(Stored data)
******************************
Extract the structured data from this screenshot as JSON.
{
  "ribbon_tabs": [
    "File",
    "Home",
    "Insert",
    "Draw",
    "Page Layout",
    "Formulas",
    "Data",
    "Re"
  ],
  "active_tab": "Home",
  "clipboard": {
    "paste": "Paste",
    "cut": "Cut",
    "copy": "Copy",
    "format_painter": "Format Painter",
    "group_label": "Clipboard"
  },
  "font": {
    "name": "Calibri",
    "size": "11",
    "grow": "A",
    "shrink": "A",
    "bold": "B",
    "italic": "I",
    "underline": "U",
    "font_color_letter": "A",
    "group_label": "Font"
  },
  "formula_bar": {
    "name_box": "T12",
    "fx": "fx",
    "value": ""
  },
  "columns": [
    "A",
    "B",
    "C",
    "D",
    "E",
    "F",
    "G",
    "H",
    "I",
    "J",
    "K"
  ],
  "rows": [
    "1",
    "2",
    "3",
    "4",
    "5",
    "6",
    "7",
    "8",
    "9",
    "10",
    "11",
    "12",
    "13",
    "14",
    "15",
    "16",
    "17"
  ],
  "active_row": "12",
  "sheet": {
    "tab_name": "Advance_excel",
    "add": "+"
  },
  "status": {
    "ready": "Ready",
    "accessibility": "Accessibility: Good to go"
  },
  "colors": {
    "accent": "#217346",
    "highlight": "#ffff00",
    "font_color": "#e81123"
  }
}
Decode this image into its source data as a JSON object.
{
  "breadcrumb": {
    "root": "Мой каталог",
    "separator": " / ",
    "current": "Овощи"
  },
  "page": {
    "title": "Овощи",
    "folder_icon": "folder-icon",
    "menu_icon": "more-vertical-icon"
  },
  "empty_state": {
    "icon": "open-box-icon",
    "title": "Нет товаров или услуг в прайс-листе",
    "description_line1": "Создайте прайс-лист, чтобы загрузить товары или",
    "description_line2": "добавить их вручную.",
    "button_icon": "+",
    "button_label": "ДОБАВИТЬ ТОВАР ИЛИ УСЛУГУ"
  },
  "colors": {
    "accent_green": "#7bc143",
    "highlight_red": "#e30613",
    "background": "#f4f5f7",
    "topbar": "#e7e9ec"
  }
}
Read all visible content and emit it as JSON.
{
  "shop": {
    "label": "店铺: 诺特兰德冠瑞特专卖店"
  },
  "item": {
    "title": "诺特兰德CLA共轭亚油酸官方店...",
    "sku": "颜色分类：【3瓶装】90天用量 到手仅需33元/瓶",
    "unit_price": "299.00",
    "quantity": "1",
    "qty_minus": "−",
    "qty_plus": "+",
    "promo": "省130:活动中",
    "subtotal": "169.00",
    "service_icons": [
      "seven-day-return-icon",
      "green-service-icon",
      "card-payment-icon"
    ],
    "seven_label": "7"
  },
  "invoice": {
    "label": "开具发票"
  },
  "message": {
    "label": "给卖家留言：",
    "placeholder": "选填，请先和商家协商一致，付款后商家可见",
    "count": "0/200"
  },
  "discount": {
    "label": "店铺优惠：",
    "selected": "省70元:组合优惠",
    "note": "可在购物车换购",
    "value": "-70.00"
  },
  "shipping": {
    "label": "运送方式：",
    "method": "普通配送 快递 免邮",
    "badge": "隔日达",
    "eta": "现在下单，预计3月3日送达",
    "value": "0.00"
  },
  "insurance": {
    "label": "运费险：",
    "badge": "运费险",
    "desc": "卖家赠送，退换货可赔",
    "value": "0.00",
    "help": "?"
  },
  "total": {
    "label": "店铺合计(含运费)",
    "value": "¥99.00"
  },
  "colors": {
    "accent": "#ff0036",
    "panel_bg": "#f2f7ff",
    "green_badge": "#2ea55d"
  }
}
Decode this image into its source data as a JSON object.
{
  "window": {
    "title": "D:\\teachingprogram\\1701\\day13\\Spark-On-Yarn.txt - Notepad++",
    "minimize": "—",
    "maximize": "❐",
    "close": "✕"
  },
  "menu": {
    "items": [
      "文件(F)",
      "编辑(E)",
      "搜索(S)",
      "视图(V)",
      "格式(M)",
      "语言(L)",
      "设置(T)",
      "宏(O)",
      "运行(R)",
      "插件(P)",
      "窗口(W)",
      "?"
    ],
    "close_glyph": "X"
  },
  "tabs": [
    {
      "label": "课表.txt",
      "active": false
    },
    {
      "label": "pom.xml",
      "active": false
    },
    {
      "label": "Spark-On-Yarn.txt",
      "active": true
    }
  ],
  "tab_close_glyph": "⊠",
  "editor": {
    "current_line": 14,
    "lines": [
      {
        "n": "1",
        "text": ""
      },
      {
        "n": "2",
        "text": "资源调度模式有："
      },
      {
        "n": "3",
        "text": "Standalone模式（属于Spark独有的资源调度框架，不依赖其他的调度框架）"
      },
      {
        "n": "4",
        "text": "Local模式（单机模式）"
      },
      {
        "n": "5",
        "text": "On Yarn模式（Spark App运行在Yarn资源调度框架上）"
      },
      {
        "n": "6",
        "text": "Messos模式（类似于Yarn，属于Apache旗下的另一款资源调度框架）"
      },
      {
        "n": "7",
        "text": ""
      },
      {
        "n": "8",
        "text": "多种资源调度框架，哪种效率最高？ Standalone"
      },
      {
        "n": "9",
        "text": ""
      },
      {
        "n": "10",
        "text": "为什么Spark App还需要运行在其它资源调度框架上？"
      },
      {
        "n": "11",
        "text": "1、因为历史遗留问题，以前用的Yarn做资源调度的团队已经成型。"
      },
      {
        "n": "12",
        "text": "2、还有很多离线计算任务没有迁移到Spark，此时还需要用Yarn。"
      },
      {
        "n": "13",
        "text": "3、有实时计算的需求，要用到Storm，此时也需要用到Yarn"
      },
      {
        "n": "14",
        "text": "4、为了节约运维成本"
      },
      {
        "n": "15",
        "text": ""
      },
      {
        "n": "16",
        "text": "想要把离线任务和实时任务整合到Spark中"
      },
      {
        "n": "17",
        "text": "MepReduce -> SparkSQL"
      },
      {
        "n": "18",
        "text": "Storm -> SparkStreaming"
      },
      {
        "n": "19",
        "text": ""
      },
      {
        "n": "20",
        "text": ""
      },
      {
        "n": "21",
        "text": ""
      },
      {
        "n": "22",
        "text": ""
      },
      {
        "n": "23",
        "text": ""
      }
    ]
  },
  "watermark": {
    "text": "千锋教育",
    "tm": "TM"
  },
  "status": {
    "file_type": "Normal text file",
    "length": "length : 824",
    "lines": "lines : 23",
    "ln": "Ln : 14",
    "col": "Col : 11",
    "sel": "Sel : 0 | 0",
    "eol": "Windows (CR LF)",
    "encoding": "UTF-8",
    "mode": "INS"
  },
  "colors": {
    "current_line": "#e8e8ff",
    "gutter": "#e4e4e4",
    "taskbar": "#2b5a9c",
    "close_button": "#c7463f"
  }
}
******************************
STATED PROBLEM:
Report all lines of the data above that include the string "value".

RESPONSE TO THE TASK:
    "value": ""
    "value": "-70.00"
    "value": "0.00"
    "value": "0.00",
    "value": "¥99.00"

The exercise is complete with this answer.